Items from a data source

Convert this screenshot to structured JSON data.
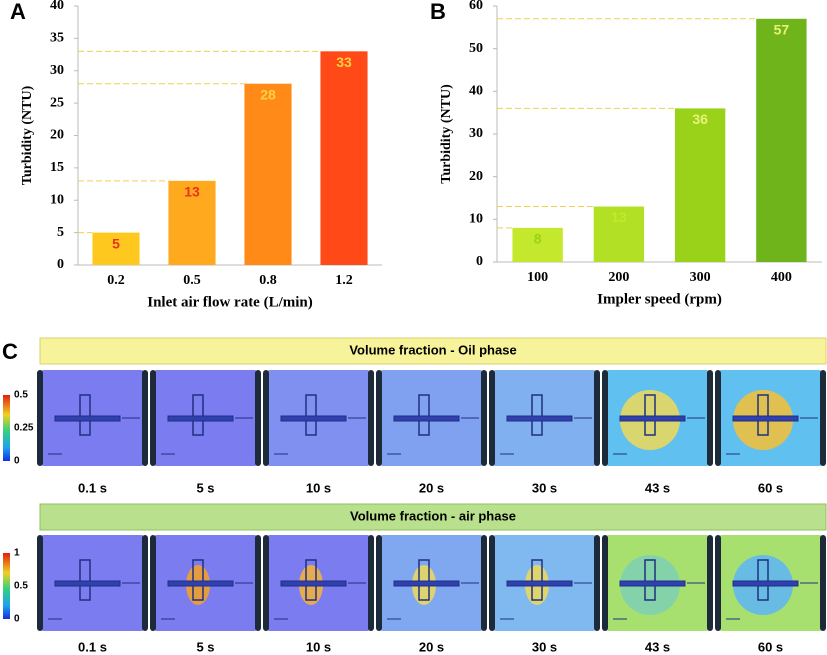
{
  "chart_data": [
    {
      "type": "bar",
      "panel": "A",
      "ylabel": "Turbidity (NTU)",
      "xlabel": "Inlet air flow rate (L/min)",
      "categories": [
        "0.2",
        "0.5",
        "0.8",
        "1.2"
      ],
      "values": [
        5,
        13,
        28,
        33
      ],
      "colors": [
        "#ffc81e",
        "#ffaa1e",
        "#ff8a18",
        "#ff4a18"
      ],
      "label_colors": [
        "#e8321e",
        "#e8321e",
        "#ffd040",
        "#ffd040"
      ],
      "ylim": [
        0,
        40
      ],
      "yticks": [
        0,
        5,
        10,
        15,
        20,
        25,
        30,
        35,
        40
      ],
      "reference_lines": true
    },
    {
      "type": "bar",
      "panel": "B",
      "ylabel": "Turbidity (NTU)",
      "xlabel": "Impler speed (rpm)",
      "categories": [
        "100",
        "200",
        "300",
        "400"
      ],
      "values": [
        8,
        13,
        36,
        57
      ],
      "colors": [
        "#c4e82c",
        "#b2e024",
        "#9ad21a",
        "#6fb41a"
      ],
      "label_colors": [
        "#9ad21a",
        "#c4e82c",
        "#e8f27a",
        "#e8f27a"
      ],
      "ylim": [
        0,
        60
      ],
      "yticks": [
        0,
        10,
        20,
        30,
        40,
        50,
        60
      ],
      "reference_lines": true
    }
  ],
  "panel_c": {
    "label": "C",
    "rows": [
      {
        "title": "Volume fraction - Oil phase",
        "colorbar_ticks": [
          "0.5",
          "0.25",
          "0"
        ],
        "times": [
          "0.1 s",
          "5 s",
          "10 s",
          "20 s",
          "30 s",
          "43 s",
          "60 s"
        ]
      },
      {
        "title": "Volume fraction - air phase",
        "colorbar_ticks": [
          "1",
          "0.5",
          "0"
        ],
        "times": [
          "0.1 s",
          "5 s",
          "10 s",
          "20 s",
          "30 s",
          "43 s",
          "60 s"
        ]
      }
    ]
  }
}
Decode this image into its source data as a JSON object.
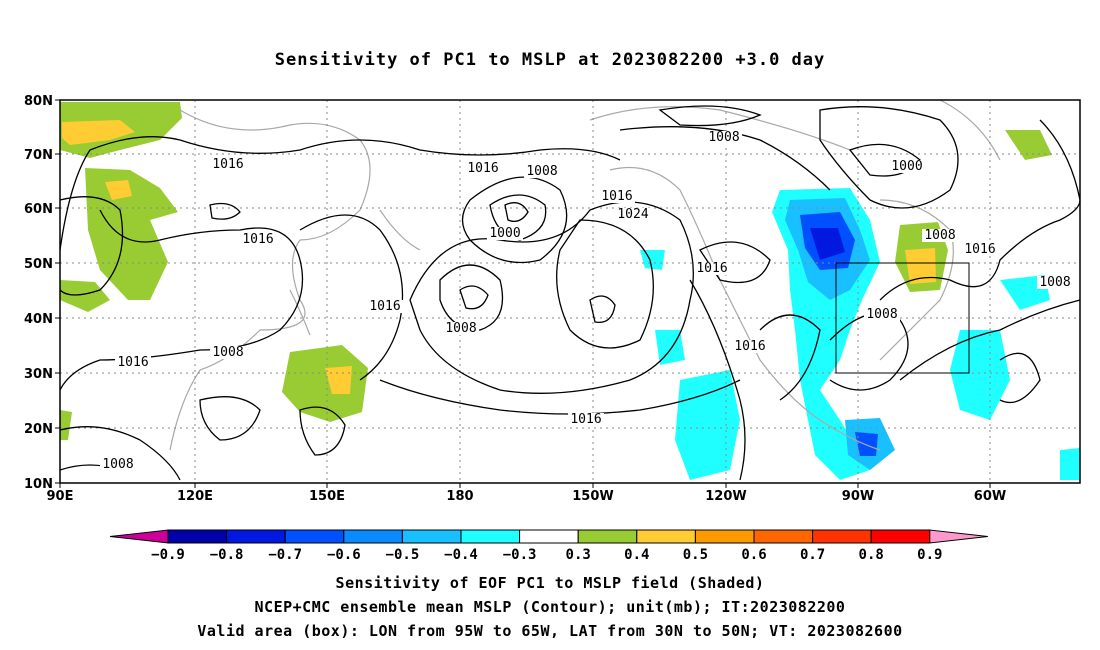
{
  "title": "Sensitivity of PC1 to MSLP at 2023082200 +3.0 day",
  "map": {
    "lon_labels": [
      "90E",
      "120E",
      "150E",
      "180",
      "150W",
      "120W",
      "90W",
      "60W"
    ],
    "lat_labels": [
      "10N",
      "20N",
      "30N",
      "40N",
      "50N",
      "60N",
      "70N",
      "80N"
    ],
    "valid_box": {
      "lon_from": "95W",
      "lon_to": "65W",
      "lat_from": "30N",
      "lat_to": "50N"
    },
    "contour_labels": [
      "1016",
      "1016",
      "1016",
      "1008",
      "1016",
      "1008",
      "1000",
      "1016",
      "1024",
      "1008",
      "1016",
      "1000",
      "1008",
      "1008",
      "1008",
      "1016",
      "1016",
      "1016",
      "1008",
      "1016",
      "1008"
    ]
  },
  "colorbar": {
    "labels": [
      "−0.9",
      "−0.8",
      "−0.7",
      "−0.6",
      "−0.5",
      "−0.4",
      "−0.3",
      "0.3",
      "0.4",
      "0.5",
      "0.6",
      "0.7",
      "0.8",
      "0.9"
    ],
    "colors": [
      "#0000a8",
      "#0018e0",
      "#0050ff",
      "#0a8aff",
      "#18c0ff",
      "#20ffff",
      "#ffffff",
      "#99cc33",
      "#ffcc33",
      "#ff9900",
      "#ff6600",
      "#ff3300",
      "#ff0000"
    ],
    "low_arrow_color": "#cc0099",
    "high_arrow_color": "#ff99cc"
  },
  "captions": {
    "line1": "Sensitivity of EOF PC1 to MSLP field (Shaded)",
    "line2": "NCEP+CMC ensemble mean MSLP (Contour); unit(mb); IT:2023082200",
    "line3": "Valid area (box): LON from 95W to 65W, LAT from 30N to 50N; VT: 2023082600"
  }
}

:: SET PROBLEM ::
Return the full material word for word. Do not include the pictures.

:: RIGHT ANSWER ::
Convert this screenshot to structured JSON data.
{
  "chart_data": [
    {
      "type": "bar",
      "panel": "A",
      "ylabel": "Turbidity (NTU)",
      "xlabel": "Inlet air flow rate (L/min)",
      "categories": [
        "0.2",
        "0.5",
        "0.8",
        "1.2"
      ],
      "values": [
        5,
        13,
        28,
        33
      ],
      "colors": [
        "#ffc81e",
        "#ffaa1e",
        "#ff8a18",
        "#ff4a18"
      ],
      "label_colors": [
        "#e8321e",
        "#e8321e",
        "#ffd040",
        "#ffd040"
      ],
      "ylim": [
        0,
        40
      ],
      "yticks": [
        0,
        5,
        10,
        15,
        20,
        25,
        30,
        35,
        40
      ],
      "reference_lines": true
    },
    {
      "type": "bar",
      "panel": "B",
      "ylabel": "Turbidity (NTU)",
      "xlabel": "Impler speed (rpm)",
      "categories": [
        "100",
        "200",
        "300",
        "400"
      ],
      "values": [
        8,
        13,
        36,
        57
      ],
      "colors": [
        "#c4e82c",
        "#b2e024",
        "#9ad21a",
        "#6fb41a"
      ],
      "label_colors": [
        "#9ad21a",
        "#c4e82c",
        "#e8f27a",
        "#e8f27a"
      ],
      "ylim": [
        0,
        60
      ],
      "yticks": [
        0,
        10,
        20,
        30,
        40,
        50,
        60
      ],
      "reference_lines": true
    }
  ],
  "panel_c": {
    "label": "C",
    "rows": [
      {
        "title": "Volume fraction - Oil phase",
        "colorbar_ticks": [
          "0.5",
          "0.25",
          "0"
        ],
        "times": [
          "0.1 s",
          "5 s",
          "10 s",
          "20 s",
          "30 s",
          "43 s",
          "60 s"
        ]
      },
      {
        "title": "Volume fraction - air phase",
        "colorbar_ticks": [
          "1",
          "0.5",
          "0"
        ],
        "times": [
          "0.1 s",
          "5 s",
          "10 s",
          "20 s",
          "30 s",
          "43 s",
          "60 s"
        ]
      }
    ]
  }
}
Decode this image into its source data as a JSON object.
{
  "title": "Sensitivity of PC1 to MSLP at 2023082200 +3.0 day",
  "map": {
    "lon_labels": [
      "90E",
      "120E",
      "150E",
      "180",
      "150W",
      "120W",
      "90W",
      "60W"
    ],
    "lat_labels": [
      "10N",
      "20N",
      "30N",
      "40N",
      "50N",
      "60N",
      "70N",
      "80N"
    ],
    "valid_box": {
      "lon_from": "95W",
      "lon_to": "65W",
      "lat_from": "30N",
      "lat_to": "50N"
    },
    "contour_labels": [
      "1016",
      "1016",
      "1016",
      "1008",
      "1016",
      "1008",
      "1000",
      "1016",
      "1024",
      "1008",
      "1016",
      "1000",
      "1008",
      "1008",
      "1008",
      "1016",
      "1016",
      "1016",
      "1008",
      "1016",
      "1008"
    ]
  },
  "colorbar": {
    "labels": [
      "−0.9",
      "−0.8",
      "−0.7",
      "−0.6",
      "−0.5",
      "−0.4",
      "−0.3",
      "0.3",
      "0.4",
      "0.5",
      "0.6",
      "0.7",
      "0.8",
      "0.9"
    ],
    "colors": [
      "#0000a8",
      "#0018e0",
      "#0050ff",
      "#0a8aff",
      "#18c0ff",
      "#20ffff",
      "#ffffff",
      "#99cc33",
      "#ffcc33",
      "#ff9900",
      "#ff6600",
      "#ff3300",
      "#ff0000"
    ],
    "low_arrow_color": "#cc0099",
    "high_arrow_color": "#ff99cc"
  },
  "captions": {
    "line1": "Sensitivity of EOF PC1 to MSLP field (Shaded)",
    "line2": "NCEP+CMC ensemble mean MSLP (Contour); unit(mb); IT:2023082200",
    "line3": "Valid area (box): LON from 95W to 65W, LAT from 30N to 50N; VT: 2023082600"
  }
}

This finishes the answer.